→ **GETOONDE TEKST**:
============

Bet v. Jan v. Lijsie, Marie v. Hein de Boer, Meinsie Puyk v.d. Veer,
Meinsie v. Jaap v.d. Boompjes, Vrouw Rigter (P. Rigter) ± 1930-1940

Na 1968 was de rust rond de processie nog lang niet teruggekeerd. Tegenstellingen binnen de katholieke gemeenschap kregen ook nog eens te maken met dát waar de beminde gelovigen zelf niet zoveel aan konden doen. De erepoorten, de trots van de comités en buurten, werden een sta in de weg voor het drukker wordende verkeer door vooral grotere vrachtwagens. Voor processiegangers die werk, school of studie buiten het dorp hadden, werd het ook steeds moeilijker om op 24 juni een vrije dag te krijgen en het algemene kerkelijke klimaat waar de tegenstelling tussen progressief en conservatief steeds markanter werd, werkte ook niet stimulerend voor deelname aan de bedetocht. De lange rijen rond de voorbidders dunden uit. Laren was niet meer dat typisch eensgezinde katholieke dorp. De herinnering aan een mooi verleden gaf nog eerder een band dan de praktijk van alledag met alle animositeit tussen voor- en tegenstanders van het verplichte celibaat voor priesters, tekst en inhoud van liederen en gebeden. Wel of niet een Sacramentsprocessie en alle andere binnenkerkelijke twistpunten met niet op de laatste plaats de verschillen tussen de traditionelere Sint Jansparochie in en om hun basiliek en de nieuwe parochiegemeenschap van de Goede Herder aan het Zevenend. Onder invloed van al dit soort godsdiensttwisten op dorpsniveau kwamen er steeds meer uitvallers die hun heil elders gingen zoeken en zich op Sint Jansdag niet meer lieten zien. Het aantal deelnemers aan de processie werd zo gering dat allen na terugkeer in het dorp niet meer op het plein maar weer binnen in de kerk de slotliederen konden zingen en hun laatste zegen kregen.

============

→ **AANGELEVERDE GEGEVENS**:
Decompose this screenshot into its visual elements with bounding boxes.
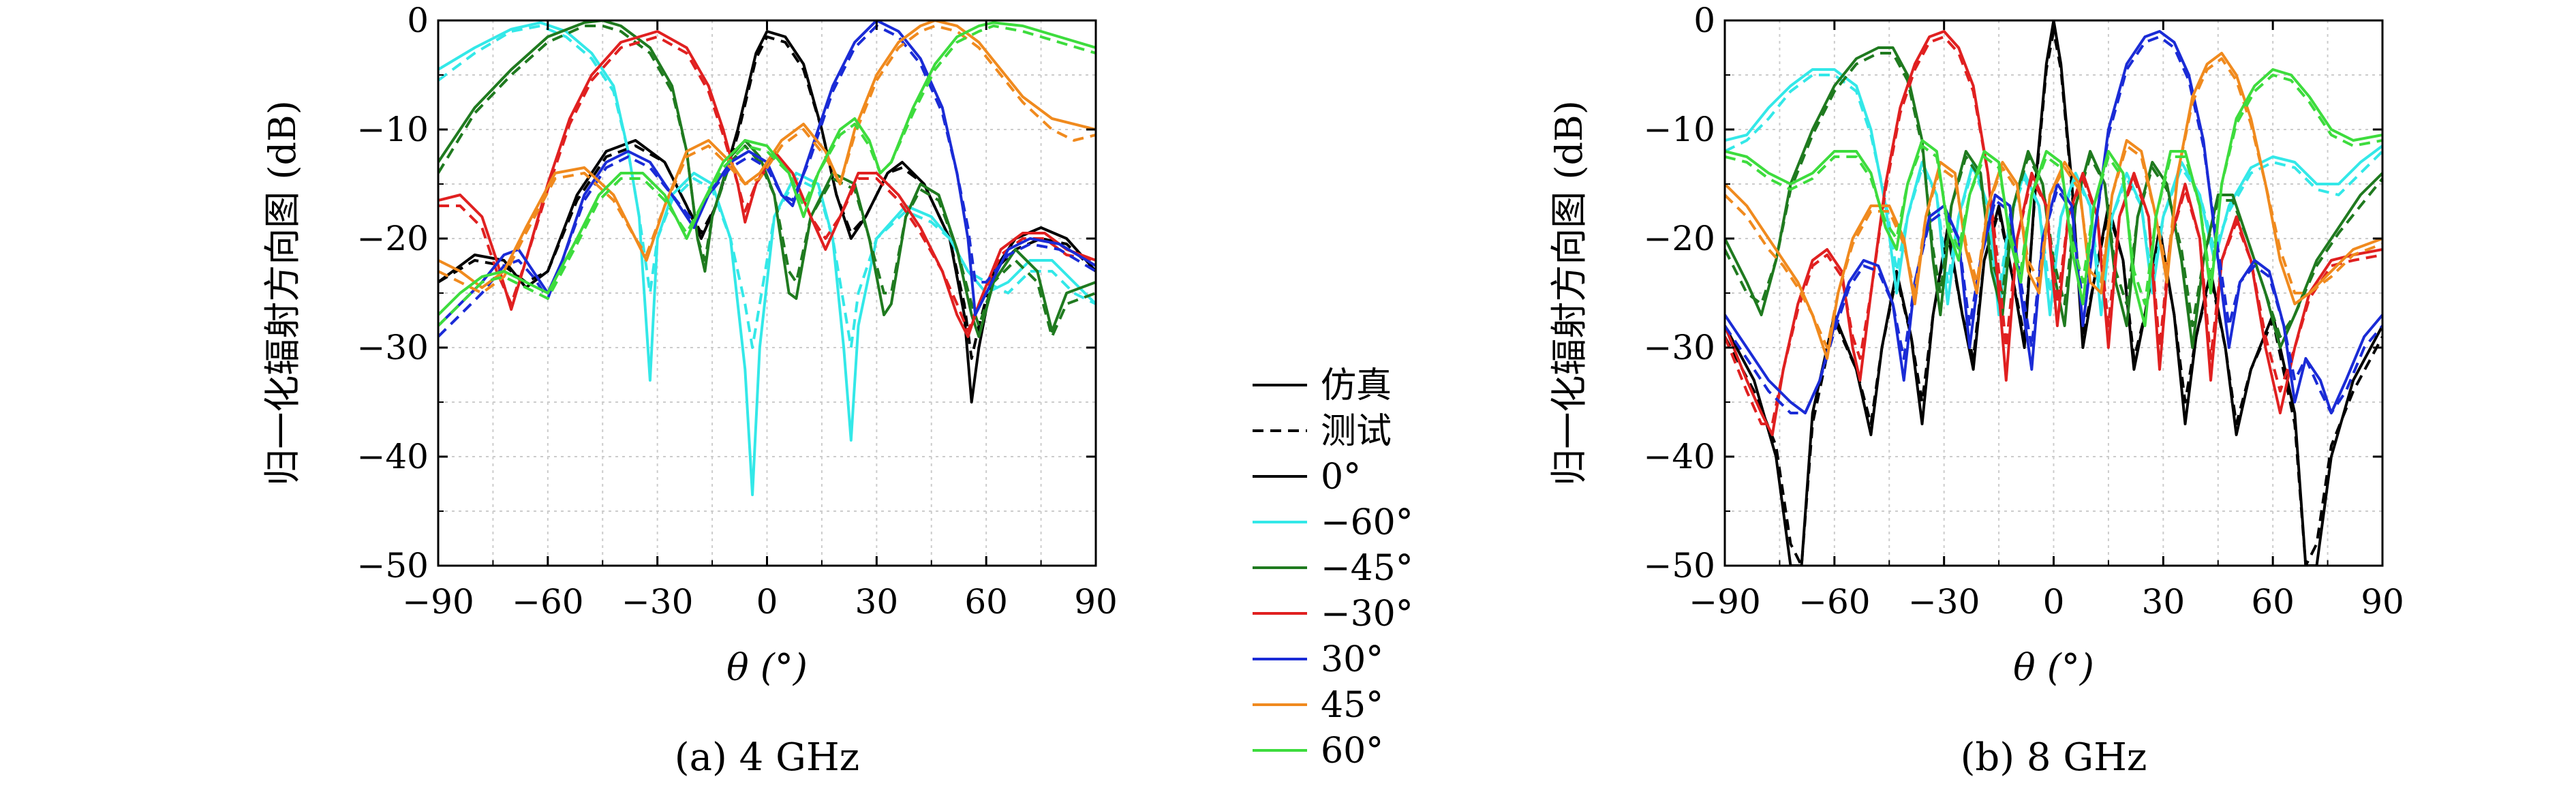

============

→ **UIT TE VOEREN TAKEN**:
1) Vertaal alsjeblieft de zin "Laren was niet meer dat typisch eensgezinde katholieke dorp." uit de tekst over de processie in Laren naar het Engels.
2) Waar zongen de deelnemers volgens de tekst over de processie in Laren de slotliederen nadat hun aantal zo gering was geworden?
3) Schrijf de tekst over de processie in Laren verder, aansluitend op de laatste zin.

→ **RESULTATEN**:
1) Laren was no longer that typically united Catholic village.

2) Binnen in de kerk, niet meer op het plein.

3)
NIEUWE START
De Stichting Comité Sint Jan werd in 1971 een feit. De conservatieve initiatiefnemers, o.a. de dorpschroniqueur, kerkorganist, dirigent en slager Gerard Koekkoek, waren zo verstandig ook pastoor Solleveld bij hun nieuwe initiatief te betrekken. Hun doelstelling: op of rond 24 juni een Sint Jansviering en andere specifieke katholieke Gooise gebruiken in stand houden. Het werd een stichting met ‘leden’ en daarbij treffen we oude bekenden aan die eerder uit de Broederschap van Sint Jan waren gestapt. Het comité kreeg ook de steun van de verschillende bogencomités. De band met de traditie leek goed verzorgd, omgaan met alle vernieuwingen binnen de kerkelijke structuren was lastiger. De beide parochies zouden fuseren en ook dat ging niet zonder krakeel; een nieuwe pastoor Th. Klawer die toen hij na 4 (!) jaar in de gaten kreeg dat hij verantwoordelijk zou zijn voor de liturgie van de Sint Jansviering, meteen op zijn strepen ging staan. Een parochieraad (vanaf 1974 een raad voor de beide parochies, vanaf 1978 zelfs een parochie met tot 1984 twee kerken) die ook een behoorlijke duit in het zakje wilde doen. Allemaal inbreuken op de lieve vrede en de almacht van het comité. Dus werd er nog een paar jaar geruzied over de route van de processie, wel of geen hoogmis voor het begin van de processie en wel of geen taak voor Broedermeesters van weleer en hun Broederschap, die officieel nog wel bestond en zelfs 400 gulden in kas had. Dat geld werd in 1984 in de parochiekas gestort.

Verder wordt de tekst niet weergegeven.